◆ **SET PROBLEM**
Report each line of the data that has "FGAs" somewhere in it.

◆ **DATA FOR THIS EXERCISE**
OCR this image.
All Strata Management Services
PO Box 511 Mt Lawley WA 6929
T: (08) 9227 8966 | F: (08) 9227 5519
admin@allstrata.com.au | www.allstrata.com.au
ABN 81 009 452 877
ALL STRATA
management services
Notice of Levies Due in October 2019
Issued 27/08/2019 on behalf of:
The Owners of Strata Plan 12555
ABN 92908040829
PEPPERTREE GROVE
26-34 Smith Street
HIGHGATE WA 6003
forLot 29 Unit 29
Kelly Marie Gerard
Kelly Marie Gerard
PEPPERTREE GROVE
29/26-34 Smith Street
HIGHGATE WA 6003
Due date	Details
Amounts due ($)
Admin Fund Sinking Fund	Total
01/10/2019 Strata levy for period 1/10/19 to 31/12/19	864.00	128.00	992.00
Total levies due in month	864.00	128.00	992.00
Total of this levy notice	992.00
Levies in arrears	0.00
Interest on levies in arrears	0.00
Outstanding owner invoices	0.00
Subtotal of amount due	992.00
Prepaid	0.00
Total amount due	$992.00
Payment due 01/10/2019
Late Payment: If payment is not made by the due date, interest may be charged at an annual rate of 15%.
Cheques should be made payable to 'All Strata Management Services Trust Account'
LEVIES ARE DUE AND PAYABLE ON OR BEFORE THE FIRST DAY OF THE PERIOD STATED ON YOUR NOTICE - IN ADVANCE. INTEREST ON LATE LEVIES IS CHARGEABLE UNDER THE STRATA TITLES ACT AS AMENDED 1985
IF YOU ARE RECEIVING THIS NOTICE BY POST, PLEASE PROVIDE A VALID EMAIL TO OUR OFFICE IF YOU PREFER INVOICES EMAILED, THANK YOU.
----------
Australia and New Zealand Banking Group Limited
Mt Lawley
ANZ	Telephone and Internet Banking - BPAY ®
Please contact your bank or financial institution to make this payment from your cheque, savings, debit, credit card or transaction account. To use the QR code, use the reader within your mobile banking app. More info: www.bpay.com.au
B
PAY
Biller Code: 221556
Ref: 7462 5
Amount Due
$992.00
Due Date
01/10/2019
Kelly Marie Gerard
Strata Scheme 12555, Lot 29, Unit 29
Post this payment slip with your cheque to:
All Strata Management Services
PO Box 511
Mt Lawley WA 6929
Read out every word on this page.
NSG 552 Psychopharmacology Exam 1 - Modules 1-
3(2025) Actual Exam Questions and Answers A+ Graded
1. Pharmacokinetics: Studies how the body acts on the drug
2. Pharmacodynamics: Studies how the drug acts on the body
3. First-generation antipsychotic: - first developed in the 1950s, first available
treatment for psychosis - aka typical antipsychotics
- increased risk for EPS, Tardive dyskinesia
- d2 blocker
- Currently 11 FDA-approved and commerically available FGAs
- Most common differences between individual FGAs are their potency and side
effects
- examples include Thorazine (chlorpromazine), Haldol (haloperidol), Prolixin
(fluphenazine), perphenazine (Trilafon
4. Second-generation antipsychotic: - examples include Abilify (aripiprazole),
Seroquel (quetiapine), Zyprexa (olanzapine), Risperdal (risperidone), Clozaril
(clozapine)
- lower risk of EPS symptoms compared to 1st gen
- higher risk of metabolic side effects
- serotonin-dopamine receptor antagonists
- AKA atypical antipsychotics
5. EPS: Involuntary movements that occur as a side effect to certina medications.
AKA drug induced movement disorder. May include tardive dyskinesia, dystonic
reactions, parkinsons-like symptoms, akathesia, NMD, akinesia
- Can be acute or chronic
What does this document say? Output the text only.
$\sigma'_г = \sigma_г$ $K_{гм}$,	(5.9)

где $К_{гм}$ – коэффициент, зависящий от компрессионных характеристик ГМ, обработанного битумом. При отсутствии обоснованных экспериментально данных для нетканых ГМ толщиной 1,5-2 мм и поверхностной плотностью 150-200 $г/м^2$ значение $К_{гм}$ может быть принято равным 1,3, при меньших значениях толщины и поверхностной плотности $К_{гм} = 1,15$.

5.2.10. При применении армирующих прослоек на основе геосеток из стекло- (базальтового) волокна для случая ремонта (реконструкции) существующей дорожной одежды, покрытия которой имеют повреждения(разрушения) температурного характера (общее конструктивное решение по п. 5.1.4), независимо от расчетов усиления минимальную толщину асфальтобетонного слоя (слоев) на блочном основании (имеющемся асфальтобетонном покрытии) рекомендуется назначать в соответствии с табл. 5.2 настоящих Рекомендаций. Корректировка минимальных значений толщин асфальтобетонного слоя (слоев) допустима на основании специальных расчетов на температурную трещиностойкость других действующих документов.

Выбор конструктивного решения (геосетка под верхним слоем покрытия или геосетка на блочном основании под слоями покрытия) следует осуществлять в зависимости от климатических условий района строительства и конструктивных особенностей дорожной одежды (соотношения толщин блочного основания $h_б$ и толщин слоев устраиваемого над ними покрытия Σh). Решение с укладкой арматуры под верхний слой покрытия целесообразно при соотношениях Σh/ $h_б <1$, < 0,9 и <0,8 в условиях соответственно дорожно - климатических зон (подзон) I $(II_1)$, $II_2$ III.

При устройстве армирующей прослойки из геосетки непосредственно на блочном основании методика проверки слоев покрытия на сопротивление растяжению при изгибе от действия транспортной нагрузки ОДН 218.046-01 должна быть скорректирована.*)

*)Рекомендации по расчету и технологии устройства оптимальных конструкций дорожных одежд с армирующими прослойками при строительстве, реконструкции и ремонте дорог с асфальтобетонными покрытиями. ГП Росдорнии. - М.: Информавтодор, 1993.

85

◆ **EXERCISE RESULT**
- Currently 11 FDA-approved and commerically available FGAs
- Most common differences between individual FGAs are their potency and side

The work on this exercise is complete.